Scan the entries below for the word "Monika". Copy each line that has it.
** START DATA LINES **
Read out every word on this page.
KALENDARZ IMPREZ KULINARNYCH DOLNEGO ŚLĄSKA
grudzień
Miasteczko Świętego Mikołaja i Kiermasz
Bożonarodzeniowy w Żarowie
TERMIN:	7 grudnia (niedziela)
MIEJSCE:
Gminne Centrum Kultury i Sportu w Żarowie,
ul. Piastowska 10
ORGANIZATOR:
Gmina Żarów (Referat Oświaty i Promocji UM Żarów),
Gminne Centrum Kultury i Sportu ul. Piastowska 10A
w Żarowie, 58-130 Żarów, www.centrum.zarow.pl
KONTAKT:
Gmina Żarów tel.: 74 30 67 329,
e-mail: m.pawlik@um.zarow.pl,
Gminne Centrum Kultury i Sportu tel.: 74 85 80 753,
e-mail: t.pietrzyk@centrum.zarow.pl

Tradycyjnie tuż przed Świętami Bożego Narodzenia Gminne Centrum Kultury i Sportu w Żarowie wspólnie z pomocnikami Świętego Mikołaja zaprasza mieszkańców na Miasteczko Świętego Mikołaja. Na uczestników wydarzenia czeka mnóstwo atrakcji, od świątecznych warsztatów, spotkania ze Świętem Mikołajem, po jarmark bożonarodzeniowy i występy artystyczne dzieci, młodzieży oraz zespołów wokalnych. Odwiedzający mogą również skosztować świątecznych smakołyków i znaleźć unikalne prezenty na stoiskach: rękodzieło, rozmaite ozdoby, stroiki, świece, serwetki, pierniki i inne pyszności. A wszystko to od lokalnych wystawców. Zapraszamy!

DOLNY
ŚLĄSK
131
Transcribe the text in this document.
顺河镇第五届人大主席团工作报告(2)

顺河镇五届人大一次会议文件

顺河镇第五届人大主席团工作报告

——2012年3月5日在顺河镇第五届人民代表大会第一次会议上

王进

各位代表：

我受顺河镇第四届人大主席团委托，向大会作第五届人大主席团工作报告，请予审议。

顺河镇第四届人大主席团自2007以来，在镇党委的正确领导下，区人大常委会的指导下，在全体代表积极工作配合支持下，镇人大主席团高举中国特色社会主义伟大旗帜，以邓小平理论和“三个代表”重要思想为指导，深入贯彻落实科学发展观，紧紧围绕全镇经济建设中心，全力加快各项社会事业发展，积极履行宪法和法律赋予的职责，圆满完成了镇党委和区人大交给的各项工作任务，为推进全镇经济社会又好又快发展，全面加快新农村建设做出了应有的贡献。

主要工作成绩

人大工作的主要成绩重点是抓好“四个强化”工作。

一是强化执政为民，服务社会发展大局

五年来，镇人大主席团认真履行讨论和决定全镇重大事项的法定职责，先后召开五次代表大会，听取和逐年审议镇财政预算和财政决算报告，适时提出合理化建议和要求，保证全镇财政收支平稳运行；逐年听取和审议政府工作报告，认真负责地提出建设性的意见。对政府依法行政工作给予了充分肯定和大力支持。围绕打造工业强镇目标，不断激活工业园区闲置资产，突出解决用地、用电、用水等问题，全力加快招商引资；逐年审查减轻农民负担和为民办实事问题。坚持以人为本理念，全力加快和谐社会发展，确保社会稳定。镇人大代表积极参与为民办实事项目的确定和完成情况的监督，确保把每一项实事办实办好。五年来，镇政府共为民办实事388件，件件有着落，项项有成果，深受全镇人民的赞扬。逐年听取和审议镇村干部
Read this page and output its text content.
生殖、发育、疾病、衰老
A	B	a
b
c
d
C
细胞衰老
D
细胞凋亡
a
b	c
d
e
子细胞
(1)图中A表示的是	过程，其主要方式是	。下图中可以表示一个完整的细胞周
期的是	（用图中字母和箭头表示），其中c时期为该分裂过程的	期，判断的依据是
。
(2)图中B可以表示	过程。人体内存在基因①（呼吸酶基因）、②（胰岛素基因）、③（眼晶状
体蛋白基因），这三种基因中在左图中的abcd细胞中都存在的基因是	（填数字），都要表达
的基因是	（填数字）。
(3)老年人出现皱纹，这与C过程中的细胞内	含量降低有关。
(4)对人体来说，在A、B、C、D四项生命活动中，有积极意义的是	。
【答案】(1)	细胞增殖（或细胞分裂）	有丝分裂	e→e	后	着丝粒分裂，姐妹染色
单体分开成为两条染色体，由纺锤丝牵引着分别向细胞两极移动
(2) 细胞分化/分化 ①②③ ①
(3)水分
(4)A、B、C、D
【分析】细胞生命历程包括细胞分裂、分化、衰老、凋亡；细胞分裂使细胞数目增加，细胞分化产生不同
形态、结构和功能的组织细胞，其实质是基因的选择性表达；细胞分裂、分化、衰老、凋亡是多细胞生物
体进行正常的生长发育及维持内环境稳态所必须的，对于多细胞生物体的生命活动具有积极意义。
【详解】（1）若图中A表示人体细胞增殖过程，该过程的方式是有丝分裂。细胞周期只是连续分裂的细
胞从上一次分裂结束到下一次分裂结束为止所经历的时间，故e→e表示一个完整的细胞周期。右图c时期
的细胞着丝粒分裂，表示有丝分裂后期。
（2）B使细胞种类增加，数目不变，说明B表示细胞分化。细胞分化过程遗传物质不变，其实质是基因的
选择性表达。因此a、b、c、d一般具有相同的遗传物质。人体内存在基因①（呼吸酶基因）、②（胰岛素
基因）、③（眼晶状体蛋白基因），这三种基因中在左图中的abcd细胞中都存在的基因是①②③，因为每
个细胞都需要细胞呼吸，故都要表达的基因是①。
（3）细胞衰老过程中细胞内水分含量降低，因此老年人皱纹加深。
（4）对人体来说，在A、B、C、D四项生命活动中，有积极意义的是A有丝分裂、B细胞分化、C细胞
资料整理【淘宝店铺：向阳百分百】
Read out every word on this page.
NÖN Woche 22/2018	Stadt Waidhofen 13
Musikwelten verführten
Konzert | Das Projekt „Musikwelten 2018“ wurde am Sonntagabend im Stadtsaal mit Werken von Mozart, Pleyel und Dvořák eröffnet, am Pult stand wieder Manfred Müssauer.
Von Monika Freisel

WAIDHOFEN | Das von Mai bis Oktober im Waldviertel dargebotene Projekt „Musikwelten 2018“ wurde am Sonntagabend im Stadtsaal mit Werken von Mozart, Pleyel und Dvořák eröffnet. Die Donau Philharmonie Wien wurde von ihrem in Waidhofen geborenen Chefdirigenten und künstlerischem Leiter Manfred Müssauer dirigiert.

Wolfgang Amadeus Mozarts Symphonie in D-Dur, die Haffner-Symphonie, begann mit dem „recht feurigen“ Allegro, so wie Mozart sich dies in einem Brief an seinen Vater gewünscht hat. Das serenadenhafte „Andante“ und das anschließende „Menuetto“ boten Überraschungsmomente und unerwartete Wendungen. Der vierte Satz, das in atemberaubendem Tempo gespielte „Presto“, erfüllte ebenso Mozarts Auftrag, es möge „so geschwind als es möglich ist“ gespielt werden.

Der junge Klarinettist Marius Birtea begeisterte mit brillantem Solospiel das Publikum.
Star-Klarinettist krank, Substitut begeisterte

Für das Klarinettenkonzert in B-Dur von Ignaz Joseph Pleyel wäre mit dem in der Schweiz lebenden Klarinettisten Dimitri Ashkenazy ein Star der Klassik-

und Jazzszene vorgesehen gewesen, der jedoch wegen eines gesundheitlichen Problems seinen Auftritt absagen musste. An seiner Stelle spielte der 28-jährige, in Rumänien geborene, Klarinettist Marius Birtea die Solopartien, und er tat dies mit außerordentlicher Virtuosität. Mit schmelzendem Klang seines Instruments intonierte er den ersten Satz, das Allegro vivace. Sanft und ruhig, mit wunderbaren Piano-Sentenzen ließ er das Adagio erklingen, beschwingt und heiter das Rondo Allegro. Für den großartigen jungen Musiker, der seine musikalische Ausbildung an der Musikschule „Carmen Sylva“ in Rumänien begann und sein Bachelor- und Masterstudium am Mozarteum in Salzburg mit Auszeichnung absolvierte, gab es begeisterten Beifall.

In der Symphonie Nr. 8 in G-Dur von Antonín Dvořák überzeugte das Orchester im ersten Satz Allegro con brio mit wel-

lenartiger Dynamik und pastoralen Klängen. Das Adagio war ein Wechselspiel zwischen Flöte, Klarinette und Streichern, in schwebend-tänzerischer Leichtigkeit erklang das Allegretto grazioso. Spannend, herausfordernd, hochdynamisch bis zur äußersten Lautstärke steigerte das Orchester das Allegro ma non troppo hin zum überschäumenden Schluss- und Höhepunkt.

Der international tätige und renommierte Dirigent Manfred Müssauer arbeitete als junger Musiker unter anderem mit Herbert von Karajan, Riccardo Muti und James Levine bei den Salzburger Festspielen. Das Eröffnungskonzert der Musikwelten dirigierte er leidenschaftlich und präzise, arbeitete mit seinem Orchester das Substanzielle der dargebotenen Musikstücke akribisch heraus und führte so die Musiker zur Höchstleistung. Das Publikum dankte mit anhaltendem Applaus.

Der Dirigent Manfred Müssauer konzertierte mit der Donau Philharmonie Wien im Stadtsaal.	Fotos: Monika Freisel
** END DATA LINES **
WRITTEN ANSWER =>
Von Monika Freisel
Der Dirigent Manfred Müssauer konzertierte mit der Donau Philharmonie Wien im Stadtsaal.	Fotos: Monika Freisel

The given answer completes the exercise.